Data excerpts
++++++++
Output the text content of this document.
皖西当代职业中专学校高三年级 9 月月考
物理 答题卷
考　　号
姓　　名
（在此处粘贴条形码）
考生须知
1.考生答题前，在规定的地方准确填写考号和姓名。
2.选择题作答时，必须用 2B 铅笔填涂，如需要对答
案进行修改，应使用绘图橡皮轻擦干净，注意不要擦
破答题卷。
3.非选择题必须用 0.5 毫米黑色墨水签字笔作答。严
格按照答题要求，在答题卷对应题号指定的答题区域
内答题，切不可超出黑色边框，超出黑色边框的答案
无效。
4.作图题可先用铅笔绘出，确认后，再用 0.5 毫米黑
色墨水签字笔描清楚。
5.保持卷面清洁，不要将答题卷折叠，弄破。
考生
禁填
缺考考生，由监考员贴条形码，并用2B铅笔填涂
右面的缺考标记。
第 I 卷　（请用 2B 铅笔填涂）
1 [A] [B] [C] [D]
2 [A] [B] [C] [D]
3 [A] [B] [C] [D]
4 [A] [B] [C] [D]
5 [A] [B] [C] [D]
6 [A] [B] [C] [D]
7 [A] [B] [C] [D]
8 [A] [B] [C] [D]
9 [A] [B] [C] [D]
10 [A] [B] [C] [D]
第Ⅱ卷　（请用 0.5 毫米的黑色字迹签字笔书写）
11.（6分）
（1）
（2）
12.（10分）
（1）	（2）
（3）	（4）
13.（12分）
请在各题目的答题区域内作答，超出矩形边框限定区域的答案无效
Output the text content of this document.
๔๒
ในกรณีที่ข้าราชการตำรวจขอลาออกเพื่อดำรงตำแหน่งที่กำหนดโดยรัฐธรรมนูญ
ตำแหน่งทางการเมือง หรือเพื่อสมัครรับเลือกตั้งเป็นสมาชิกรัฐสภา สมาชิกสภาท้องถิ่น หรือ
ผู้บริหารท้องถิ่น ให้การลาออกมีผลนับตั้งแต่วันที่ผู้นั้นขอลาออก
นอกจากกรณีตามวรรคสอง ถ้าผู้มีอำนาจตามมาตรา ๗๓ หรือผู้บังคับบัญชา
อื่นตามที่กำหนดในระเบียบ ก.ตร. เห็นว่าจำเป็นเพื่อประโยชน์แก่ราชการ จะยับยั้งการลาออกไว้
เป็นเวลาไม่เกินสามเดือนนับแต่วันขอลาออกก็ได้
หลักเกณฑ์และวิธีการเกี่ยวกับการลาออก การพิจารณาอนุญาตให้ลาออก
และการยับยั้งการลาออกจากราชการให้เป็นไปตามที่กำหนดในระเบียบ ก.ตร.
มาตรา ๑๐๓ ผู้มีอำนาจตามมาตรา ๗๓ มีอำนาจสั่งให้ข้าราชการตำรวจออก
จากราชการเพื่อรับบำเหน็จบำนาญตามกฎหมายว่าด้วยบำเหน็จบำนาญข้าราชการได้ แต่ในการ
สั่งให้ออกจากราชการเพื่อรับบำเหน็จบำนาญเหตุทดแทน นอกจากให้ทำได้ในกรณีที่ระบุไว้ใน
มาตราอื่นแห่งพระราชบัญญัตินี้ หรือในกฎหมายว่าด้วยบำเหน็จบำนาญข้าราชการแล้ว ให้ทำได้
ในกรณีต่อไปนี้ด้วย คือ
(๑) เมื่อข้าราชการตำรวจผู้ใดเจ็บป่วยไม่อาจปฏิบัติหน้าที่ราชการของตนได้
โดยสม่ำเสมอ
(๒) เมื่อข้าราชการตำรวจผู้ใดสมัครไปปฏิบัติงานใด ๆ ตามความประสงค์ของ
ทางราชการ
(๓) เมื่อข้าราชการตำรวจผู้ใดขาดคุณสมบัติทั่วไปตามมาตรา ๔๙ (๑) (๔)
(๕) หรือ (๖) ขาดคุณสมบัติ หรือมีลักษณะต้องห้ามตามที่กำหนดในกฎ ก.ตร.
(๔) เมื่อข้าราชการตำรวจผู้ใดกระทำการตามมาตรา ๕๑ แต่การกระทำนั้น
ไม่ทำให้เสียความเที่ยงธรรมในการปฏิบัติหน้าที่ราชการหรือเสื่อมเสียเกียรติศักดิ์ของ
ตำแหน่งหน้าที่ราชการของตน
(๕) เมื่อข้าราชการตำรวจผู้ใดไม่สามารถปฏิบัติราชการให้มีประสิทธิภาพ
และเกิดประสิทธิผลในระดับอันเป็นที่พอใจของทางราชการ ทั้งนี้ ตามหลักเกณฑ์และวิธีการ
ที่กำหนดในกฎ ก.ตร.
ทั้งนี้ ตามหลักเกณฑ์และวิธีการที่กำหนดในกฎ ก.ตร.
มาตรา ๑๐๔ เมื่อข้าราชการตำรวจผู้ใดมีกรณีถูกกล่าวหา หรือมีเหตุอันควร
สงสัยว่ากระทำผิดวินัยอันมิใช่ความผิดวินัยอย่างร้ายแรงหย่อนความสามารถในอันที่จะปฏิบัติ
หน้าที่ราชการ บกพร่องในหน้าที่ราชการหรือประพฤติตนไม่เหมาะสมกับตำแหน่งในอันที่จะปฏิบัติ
++++++++
What needs to be done
Every line of the data above should be copied exactly.

Exercise solution
Output the text content of this document.
皖西当代职业中专学校高三年级 9 月月考
物理 答题卷
考　　号
姓　　名
（在此处粘贴条形码）
考生须知
1.考生答题前，在规定的地方准确填写考号和姓名。
2.选择题作答时，必须用 2B 铅笔填涂，如需要对答
案进行修改，应使用绘图橡皮轻擦干净，注意不要擦
破答题卷。
3.非选择题必须用 0.5 毫米黑色墨水签字笔作答。严
格按照答题要求，在答题卷对应题号指定的答题区域
内答题，切不可超出黑色边框，超出黑色边框的答案
无效。
4.作图题可先用铅笔绘出，确认后，再用 0.5 毫米黑
色墨水签字笔描清楚。
5.保持卷面清洁，不要将答题卷折叠，弄破。
考生
禁填
缺考考生，由监考员贴条形码，并用2B铅笔填涂
右面的缺考标记。
第 I 卷　（请用 2B 铅笔填涂）
1 [A] [B] [C] [D]
2 [A] [B] [C] [D]
3 [A] [B] [C] [D]
4 [A] [B] [C] [D]
5 [A] [B] [C] [D]
6 [A] [B] [C] [D]
7 [A] [B] [C] [D]
8 [A] [B] [C] [D]
9 [A] [B] [C] [D]
10 [A] [B] [C] [D]
第Ⅱ卷　（请用 0.5 毫米的黑色字迹签字笔书写）
11.（6分）
（1）
（2）
12.（10分）
（1）	（2）
（3）	（4）
13.（12分）
请在各题目的答题区域内作答，超出矩形边框限定区域的答案无效
Output the text content of this document.
๔๒
ในกรณีที่ข้าราชการตำรวจขอลาออกเพื่อดำรงตำแหน่งที่กำหนดโดยรัฐธรรมนูญ
ตำแหน่งทางการเมือง หรือเพื่อสมัครรับเลือกตั้งเป็นสมาชิกรัฐสภา สมาชิกสภาท้องถิ่น หรือ
ผู้บริหารท้องถิ่น ให้การลาออกมีผลนับตั้งแต่วันที่ผู้นั้นขอลาออก
นอกจากกรณีตามวรรคสอง ถ้าผู้มีอำนาจตามมาตรา ๗๓ หรือผู้บังคับบัญชา
อื่นตามที่กำหนดในระเบียบ ก.ตร. เห็นว่าจำเป็นเพื่อประโยชน์แก่ราชการ จะยับยั้งการลาออกไว้
เป็นเวลาไม่เกินสามเดือนนับแต่วันขอลาออกก็ได้
หลักเกณฑ์และวิธีการเกี่ยวกับการลาออก การพิจารณาอนุญาตให้ลาออก
และการยับยั้งการลาออกจากราชการให้เป็นไปตามที่กำหนดในระเบียบ ก.ตร.
มาตรา ๑๐๓ ผู้มีอำนาจตามมาตรา ๗๓ มีอำนาจสั่งให้ข้าราชการตำรวจออก
จากราชการเพื่อรับบำเหน็จบำนาญตามกฎหมายว่าด้วยบำเหน็จบำนาญข้าราชการได้ แต่ในการ
สั่งให้ออกจากราชการเพื่อรับบำเหน็จบำนาญเหตุทดแทน นอกจากให้ทำได้ในกรณีที่ระบุไว้ใน
มาตราอื่นแห่งพระราชบัญญัตินี้ หรือในกฎหมายว่าด้วยบำเหน็จบำนาญข้าราชการแล้ว ให้ทำได้
ในกรณีต่อไปนี้ด้วย คือ
(๑) เมื่อข้าราชการตำรวจผู้ใดเจ็บป่วยไม่อาจปฏิบัติหน้าที่ราชการของตนได้
โดยสม่ำเสมอ
(๒) เมื่อข้าราชการตำรวจผู้ใดสมัครไปปฏิบัติงานใด ๆ ตามความประสงค์ของ
ทางราชการ
(๓) เมื่อข้าราชการตำรวจผู้ใดขาดคุณสมบัติทั่วไปตามมาตรา ๔๙ (๑) (๔)
(๕) หรือ (๖) ขาดคุณสมบัติ หรือมีลักษณะต้องห้ามตามที่กำหนดในกฎ ก.ตร.
(๔) เมื่อข้าราชการตำรวจผู้ใดกระทำการตามมาตรา ๕๑ แต่การกระทำนั้น
ไม่ทำให้เสียความเที่ยงธรรมในการปฏิบัติหน้าที่ราชการหรือเสื่อมเสียเกียรติศักดิ์ของ
ตำแหน่งหน้าที่ราชการของตน
(๕) เมื่อข้าราชการตำรวจผู้ใดไม่สามารถปฏิบัติราชการให้มีประสิทธิภาพ
และเกิดประสิทธิผลในระดับอันเป็นที่พอใจของทางราชการ ทั้งนี้ ตามหลักเกณฑ์และวิธีการ
ที่กำหนดในกฎ ก.ตร.
ทั้งนี้ ตามหลักเกณฑ์และวิธีการที่กำหนดในกฎ ก.ตร.
มาตรา ๑๐๔ เมื่อข้าราชการตำรวจผู้ใดมีกรณีถูกกล่าวหา หรือมีเหตุอันควร
สงสัยว่ากระทำผิดวินัยอันมิใช่ความผิดวินัยอย่างร้ายแรงหย่อนความสามารถในอันที่จะปฏิบัติ
หน้าที่ราชการ บกพร่องในหน้าที่ราชการหรือประพฤติตนไม่เหมาะสมกับตำแหน่งในอันที่จะปฏิบัติ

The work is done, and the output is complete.